WHAT IS BEING ASKED:
Quote all entries exactly, leaving pictures aside.

MATERIAL PROVIDED:
----------------

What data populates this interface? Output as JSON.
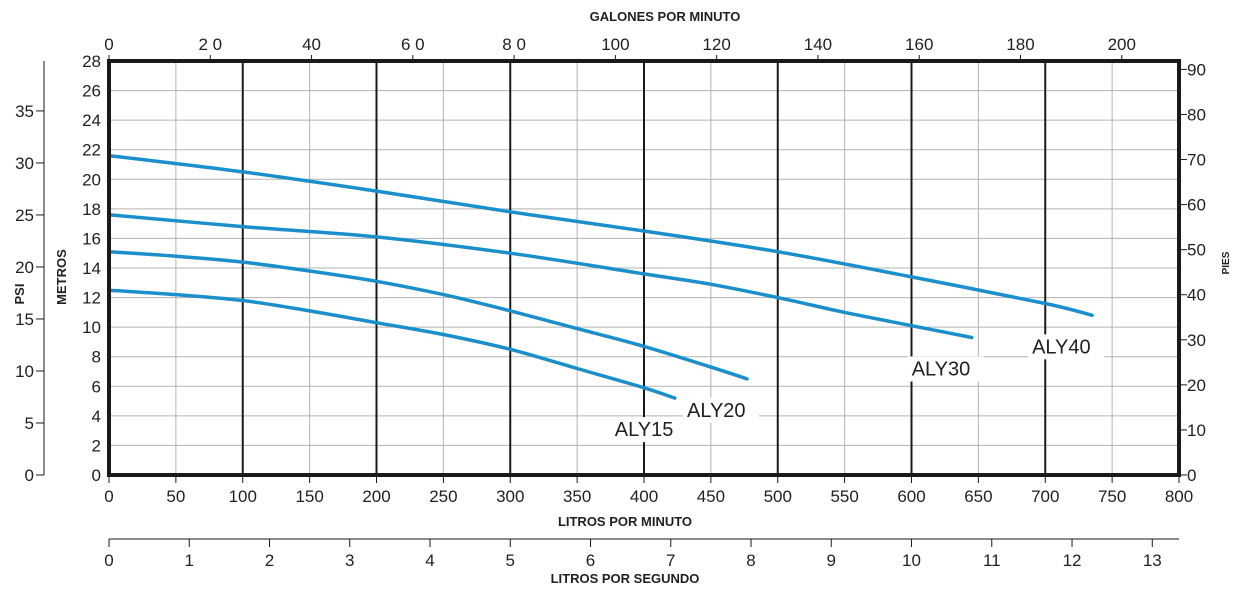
{
  "chart_data": {
    "type": "line",
    "title": "",
    "x_axes": {
      "litros_por_minuto": {
        "label": "LITROS POR MINUTO",
        "range": [
          0,
          800
        ],
        "ticks": [
          0,
          50,
          100,
          150,
          200,
          250,
          300,
          350,
          400,
          450,
          500,
          550,
          600,
          650,
          700,
          750,
          800
        ],
        "major_gridlines": [
          100,
          200,
          300,
          400,
          500,
          600,
          700
        ]
      },
      "galones_por_minuto": {
        "label": "GALONES POR MINUTO",
        "range": [
          0,
          211.3
        ],
        "ticks": [
          "0",
          "2 0",
          "40",
          "6 0",
          "8 0",
          "100",
          "120",
          "140",
          "160",
          "180",
          "200"
        ]
      },
      "litros_por_segundo": {
        "label": "LITROS POR SEGUNDO",
        "range": [
          0,
          13.333
        ],
        "ticks": [
          0,
          1,
          2,
          3,
          4,
          5,
          6,
          7,
          8,
          9,
          10,
          11,
          12,
          13
        ]
      }
    },
    "y_axes": {
      "metros": {
        "label": "METROS",
        "range": [
          0,
          28
        ],
        "ticks": [
          0,
          2,
          4,
          6,
          8,
          10,
          12,
          14,
          16,
          18,
          20,
          22,
          24,
          26,
          28
        ]
      },
      "psi": {
        "label": "PSI",
        "range": [
          0,
          39.8
        ],
        "ticks": [
          0,
          5,
          10,
          15,
          20,
          25,
          30,
          35
        ]
      },
      "pies": {
        "label": "PIES",
        "range": [
          0,
          91.86
        ],
        "ticks": [
          0,
          10,
          20,
          30,
          40,
          50,
          60,
          70,
          80,
          90
        ]
      }
    },
    "grid": true,
    "legend": "labels placed at ends of curves",
    "series_color": "#1b8fcc",
    "series": [
      {
        "name": "ALY15",
        "x_lpm": [
          0,
          50,
          100,
          150,
          200,
          250,
          300,
          350,
          400,
          423
        ],
        "y_m": [
          12.5,
          12.2,
          11.8,
          11.1,
          10.3,
          9.5,
          8.5,
          7.2,
          5.9,
          5.2
        ]
      },
      {
        "name": "ALY20",
        "x_lpm": [
          0,
          50,
          100,
          150,
          200,
          250,
          300,
          350,
          400,
          450,
          477
        ],
        "y_m": [
          15.1,
          14.8,
          14.4,
          13.8,
          13.1,
          12.2,
          11.1,
          9.9,
          8.7,
          7.3,
          6.5
        ]
      },
      {
        "name": "ALY30",
        "x_lpm": [
          0,
          100,
          200,
          300,
          400,
          450,
          500,
          550,
          600,
          645
        ],
        "y_m": [
          17.6,
          16.8,
          16.1,
          15.0,
          13.6,
          12.9,
          12.0,
          11.0,
          10.1,
          9.3
        ]
      },
      {
        "name": "ALY40",
        "x_lpm": [
          0,
          100,
          200,
          300,
          400,
          500,
          600,
          700,
          735
        ],
        "y_m": [
          21.6,
          20.5,
          19.2,
          17.8,
          16.5,
          15.1,
          13.4,
          11.6,
          10.8
        ]
      }
    ]
  }
}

----------------

ANSWER BELOW:
What data populates this interface? Output as JSON.
{
  "chart_data": {
    "type": "line",
    "title": "",
    "x_axes": {
      "litros_por_minuto": {
        "label": "LITROS POR MINUTO",
        "range": [
          0,
          800
        ],
        "ticks": [
          0,
          50,
          100,
          150,
          200,
          250,
          300,
          350,
          400,
          450,
          500,
          550,
          600,
          650,
          700,
          750,
          800
        ],
        "major_gridlines": [
          100,
          200,
          300,
          400,
          500,
          600,
          700
        ]
      },
      "galones_por_minuto": {
        "label": "GALONES POR MINUTO",
        "range": [
          0,
          211.3
        ],
        "ticks": [
          "0",
          "2 0",
          "40",
          "6 0",
          "8 0",
          "100",
          "120",
          "140",
          "160",
          "180",
          "200"
        ]
      },
      "litros_por_segundo": {
        "label": "LITROS POR SEGUNDO",
        "range": [
          0,
          13.333
        ],
        "ticks": [
          0,
          1,
          2,
          3,
          4,
          5,
          6,
          7,
          8,
          9,
          10,
          11,
          12,
          13
        ]
      }
    },
    "y_axes": {
      "metros": {
        "label": "METROS",
        "range": [
          0,
          28
        ],
        "ticks": [
          0,
          2,
          4,
          6,
          8,
          10,
          12,
          14,
          16,
          18,
          20,
          22,
          24,
          26,
          28
        ]
      },
      "psi": {
        "label": "PSI",
        "range": [
          0,
          39.8
        ],
        "ticks": [
          0,
          5,
          10,
          15,
          20,
          25,
          30,
          35
        ]
      },
      "pies": {
        "label": "PIES",
        "range": [
          0,
          91.86
        ],
        "ticks": [
          0,
          10,
          20,
          30,
          40,
          50,
          60,
          70,
          80,
          90
        ]
      }
    },
    "grid": true,
    "legend": "labels placed at ends of curves",
    "series_color": "#1b8fcc",
    "series": [
      {
        "name": "ALY15",
        "x_lpm": [
          0,
          50,
          100,
          150,
          200,
          250,
          300,
          350,
          400,
          423
        ],
        "y_m": [
          12.5,
          12.2,
          11.8,
          11.1,
          10.3,
          9.5,
          8.5,
          7.2,
          5.9,
          5.2
        ]
      },
      {
        "name": "ALY20",
        "x_lpm": [
          0,
          50,
          100,
          150,
          200,
          250,
          300,
          350,
          400,
          450,
          477
        ],
        "y_m": [
          15.1,
          14.8,
          14.4,
          13.8,
          13.1,
          12.2,
          11.1,
          9.9,
          8.7,
          7.3,
          6.5
        ]
      },
      {
        "name": "ALY30",
        "x_lpm": [
          0,
          100,
          200,
          300,
          400,
          450,
          500,
          550,
          600,
          645
        ],
        "y_m": [
          17.6,
          16.8,
          16.1,
          15.0,
          13.6,
          12.9,
          12.0,
          11.0,
          10.1,
          9.3
        ]
      },
      {
        "name": "ALY40",
        "x_lpm": [
          0,
          100,
          200,
          300,
          400,
          500,
          600,
          700,
          735
        ],
        "y_m": [
          21.6,
          20.5,
          19.2,
          17.8,
          16.5,
          15.1,
          13.4,
          11.6,
          10.8
        ]
      }
    ]
  }
}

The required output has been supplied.